_TO BE DONE_.
Reproduce the records below, swapping "quantity-value" for "amount-value" wherever it occurs and leaving everything else unchanged.

BEGIN SUPPLIED DATA

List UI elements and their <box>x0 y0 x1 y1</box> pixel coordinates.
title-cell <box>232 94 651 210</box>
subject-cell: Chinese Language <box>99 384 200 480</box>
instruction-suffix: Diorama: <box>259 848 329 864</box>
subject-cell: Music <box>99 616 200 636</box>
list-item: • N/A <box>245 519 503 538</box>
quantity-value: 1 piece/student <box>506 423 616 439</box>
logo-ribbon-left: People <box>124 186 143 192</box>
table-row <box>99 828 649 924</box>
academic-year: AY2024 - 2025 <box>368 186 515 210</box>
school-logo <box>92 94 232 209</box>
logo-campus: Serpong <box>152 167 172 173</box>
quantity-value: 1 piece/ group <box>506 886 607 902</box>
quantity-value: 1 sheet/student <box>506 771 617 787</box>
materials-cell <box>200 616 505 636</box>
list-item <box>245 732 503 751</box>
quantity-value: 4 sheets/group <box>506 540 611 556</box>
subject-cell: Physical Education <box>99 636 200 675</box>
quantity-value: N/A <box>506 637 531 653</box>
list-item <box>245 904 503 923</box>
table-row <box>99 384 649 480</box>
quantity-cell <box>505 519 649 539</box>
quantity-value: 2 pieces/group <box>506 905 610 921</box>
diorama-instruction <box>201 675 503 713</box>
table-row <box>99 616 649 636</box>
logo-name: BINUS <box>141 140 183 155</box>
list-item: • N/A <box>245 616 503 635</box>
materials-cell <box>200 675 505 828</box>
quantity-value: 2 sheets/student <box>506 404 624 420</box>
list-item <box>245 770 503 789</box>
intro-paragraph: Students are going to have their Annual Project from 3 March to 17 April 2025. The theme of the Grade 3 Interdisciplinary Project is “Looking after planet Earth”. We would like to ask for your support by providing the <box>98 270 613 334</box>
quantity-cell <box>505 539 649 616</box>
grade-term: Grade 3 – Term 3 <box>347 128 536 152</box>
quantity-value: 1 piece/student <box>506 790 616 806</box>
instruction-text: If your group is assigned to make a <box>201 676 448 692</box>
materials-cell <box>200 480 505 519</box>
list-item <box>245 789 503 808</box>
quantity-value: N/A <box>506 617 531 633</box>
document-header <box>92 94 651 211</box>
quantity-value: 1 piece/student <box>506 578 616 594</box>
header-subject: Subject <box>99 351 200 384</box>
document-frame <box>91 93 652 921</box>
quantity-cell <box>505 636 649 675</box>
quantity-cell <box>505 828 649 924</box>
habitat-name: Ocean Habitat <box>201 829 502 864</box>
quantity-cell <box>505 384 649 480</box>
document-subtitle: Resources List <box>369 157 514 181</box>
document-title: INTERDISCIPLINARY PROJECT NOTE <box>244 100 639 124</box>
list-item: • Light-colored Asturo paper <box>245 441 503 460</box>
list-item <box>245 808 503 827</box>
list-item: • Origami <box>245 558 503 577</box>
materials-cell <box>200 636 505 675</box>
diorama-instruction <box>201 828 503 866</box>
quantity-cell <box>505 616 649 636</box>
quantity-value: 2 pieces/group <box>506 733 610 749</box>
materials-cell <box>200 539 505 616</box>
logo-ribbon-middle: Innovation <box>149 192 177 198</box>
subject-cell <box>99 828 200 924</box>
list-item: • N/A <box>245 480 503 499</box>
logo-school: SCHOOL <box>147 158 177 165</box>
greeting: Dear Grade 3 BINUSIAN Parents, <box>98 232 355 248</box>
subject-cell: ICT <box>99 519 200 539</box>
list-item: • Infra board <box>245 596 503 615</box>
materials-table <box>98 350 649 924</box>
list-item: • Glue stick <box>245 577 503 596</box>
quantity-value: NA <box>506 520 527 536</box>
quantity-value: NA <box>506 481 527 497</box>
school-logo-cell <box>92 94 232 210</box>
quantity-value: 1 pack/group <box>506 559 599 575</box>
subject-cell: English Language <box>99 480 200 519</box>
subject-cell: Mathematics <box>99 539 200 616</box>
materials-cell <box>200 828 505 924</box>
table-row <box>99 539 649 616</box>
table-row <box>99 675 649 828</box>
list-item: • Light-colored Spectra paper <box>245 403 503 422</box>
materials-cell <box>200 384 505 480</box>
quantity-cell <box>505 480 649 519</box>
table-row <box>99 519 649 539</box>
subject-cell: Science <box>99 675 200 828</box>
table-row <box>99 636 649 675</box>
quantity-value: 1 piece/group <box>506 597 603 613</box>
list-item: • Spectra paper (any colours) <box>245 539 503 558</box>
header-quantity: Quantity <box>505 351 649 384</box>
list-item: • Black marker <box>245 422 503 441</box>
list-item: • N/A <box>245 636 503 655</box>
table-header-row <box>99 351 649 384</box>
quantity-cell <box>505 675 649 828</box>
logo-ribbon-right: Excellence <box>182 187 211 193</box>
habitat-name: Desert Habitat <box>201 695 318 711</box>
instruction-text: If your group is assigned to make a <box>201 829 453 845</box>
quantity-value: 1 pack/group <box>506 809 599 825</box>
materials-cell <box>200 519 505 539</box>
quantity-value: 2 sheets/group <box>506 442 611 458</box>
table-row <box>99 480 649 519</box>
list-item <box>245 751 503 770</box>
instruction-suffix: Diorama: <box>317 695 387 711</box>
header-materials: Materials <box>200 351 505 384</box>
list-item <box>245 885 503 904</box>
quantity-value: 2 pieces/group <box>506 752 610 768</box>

END SUPPLIED DATA

_ANSWER FOR THIS EXERCISE_.
List UI elements and their <box>x0 y0 x1 y1</box> pixel coordinates.
title-cell <box>232 94 651 210</box>
subject-cell: Chinese Language <box>99 384 200 480</box>
instruction-suffix: Diorama: <box>259 848 329 864</box>
subject-cell: Music <box>99 616 200 636</box>
list-item: • N/A <box>245 519 503 538</box>
amount-value: 1 piece/student <box>506 423 616 439</box>
logo-ribbon-left: People <box>124 186 143 192</box>
table-row <box>99 828 649 924</box>
academic-year: AY2024 - 2025 <box>368 186 515 210</box>
school-logo <box>92 94 232 209</box>
logo-campus: Serpong <box>152 167 172 173</box>
amount-value: 1 piece/ group <box>506 886 607 902</box>
amount-value: 1 sheet/student <box>506 771 617 787</box>
materials-cell <box>200 616 505 636</box>
list-item <box>245 732 503 751</box>
amount-value: 4 sheets/group <box>506 540 611 556</box>
subject-cell: Physical Education <box>99 636 200 675</box>
amount-value: N/A <box>506 637 531 653</box>
list-item <box>245 904 503 923</box>
table-row <box>99 384 649 480</box>
quantity-cell <box>505 519 649 539</box>
amount-value: 2 pieces/group <box>506 905 610 921</box>
diorama-instruction <box>201 675 503 713</box>
table-row <box>99 616 649 636</box>
logo-name: BINUS <box>141 140 183 155</box>
list-item: • N/A <box>245 616 503 635</box>
materials-cell <box>200 675 505 828</box>
amount-value: 2 sheets/student <box>506 404 624 420</box>
list-item <box>245 770 503 789</box>
intro-paragraph: Students are going to have their Annual Project from 3 March to 17 April 2025. The theme of the Grade 3 Interdisciplinary Project is “Looking after planet Earth”. We would like to ask for your support by providing the <box>98 270 613 334</box>
quantity-cell <box>505 539 649 616</box>
grade-term: Grade 3 – Term 3 <box>347 128 536 152</box>
amount-value: 1 piece/student <box>506 790 616 806</box>
instruction-text: If your group is assigned to make a <box>201 676 448 692</box>
materials-cell <box>200 480 505 519</box>
list-item <box>245 789 503 808</box>
amount-value: N/A <box>506 617 531 633</box>
document-header <box>92 94 651 211</box>
amount-value: 1 piece/student <box>506 578 616 594</box>
header-subject: Subject <box>99 351 200 384</box>
document-frame <box>91 93 652 921</box>
quantity-cell <box>505 636 649 675</box>
quantity-cell <box>505 828 649 924</box>
habitat-name: Ocean Habitat <box>201 829 502 864</box>
quantity-cell <box>505 384 649 480</box>
document-subtitle: Resources List <box>369 157 514 181</box>
document-title: INTERDISCIPLINARY PROJECT NOTE <box>244 100 639 124</box>
list-item: • Light-colored Asturo paper <box>245 441 503 460</box>
list-item <box>245 808 503 827</box>
list-item: • Origami <box>245 558 503 577</box>
materials-cell <box>200 636 505 675</box>
diorama-instruction <box>201 828 503 866</box>
quantity-cell <box>505 616 649 636</box>
amount-value: 2 pieces/group <box>506 733 610 749</box>
materials-cell <box>200 539 505 616</box>
logo-ribbon-middle: Innovation <box>149 192 177 198</box>
subject-cell <box>99 828 200 924</box>
list-item: • N/A <box>245 480 503 499</box>
logo-school: SCHOOL <box>147 158 177 165</box>
greeting: Dear Grade 3 BINUSIAN Parents, <box>98 232 355 248</box>
subject-cell: ICT <box>99 519 200 539</box>
list-item: • Infra board <box>245 596 503 615</box>
materials-table <box>98 350 649 924</box>
list-item: • Glue stick <box>245 577 503 596</box>
amount-value: NA <box>506 520 527 536</box>
amount-value: NA <box>506 481 527 497</box>
school-logo-cell <box>92 94 232 210</box>
amount-value: 1 pack/group <box>506 559 599 575</box>
subject-cell: English Language <box>99 480 200 519</box>
subject-cell: Mathematics <box>99 539 200 616</box>
materials-cell <box>200 828 505 924</box>
table-row <box>99 539 649 616</box>
table-row <box>99 675 649 828</box>
list-item: • Light-colored Spectra paper <box>245 403 503 422</box>
materials-cell <box>200 384 505 480</box>
quantity-cell <box>505 480 649 519</box>
table-row <box>99 519 649 539</box>
subject-cell: Science <box>99 675 200 828</box>
table-row <box>99 636 649 675</box>
amount-value: 1 piece/group <box>506 597 603 613</box>
list-item: • Spectra paper (any colours) <box>245 539 503 558</box>
header-quantity: Quantity <box>505 351 649 384</box>
list-item: • Black marker <box>245 422 503 441</box>
list-item: • N/A <box>245 636 503 655</box>
table-header-row <box>99 351 649 384</box>
quantity-cell <box>505 675 649 828</box>
logo-ribbon-right: Excellence <box>182 187 211 193</box>
habitat-name: Desert Habitat <box>201 695 318 711</box>
instruction-text: If your group is assigned to make a <box>201 829 453 845</box>
amount-value: 1 pack/group <box>506 809 599 825</box>
materials-cell <box>200 519 505 539</box>
amount-value: 2 sheets/group <box>506 442 611 458</box>
table-row <box>99 480 649 519</box>
list-item <box>245 751 503 770</box>
instruction-suffix: Diorama: <box>317 695 387 711</box>
header-materials: Materials <box>200 351 505 384</box>
list-item <box>245 885 503 904</box>
amount-value: 2 pieces/group <box>506 752 610 768</box>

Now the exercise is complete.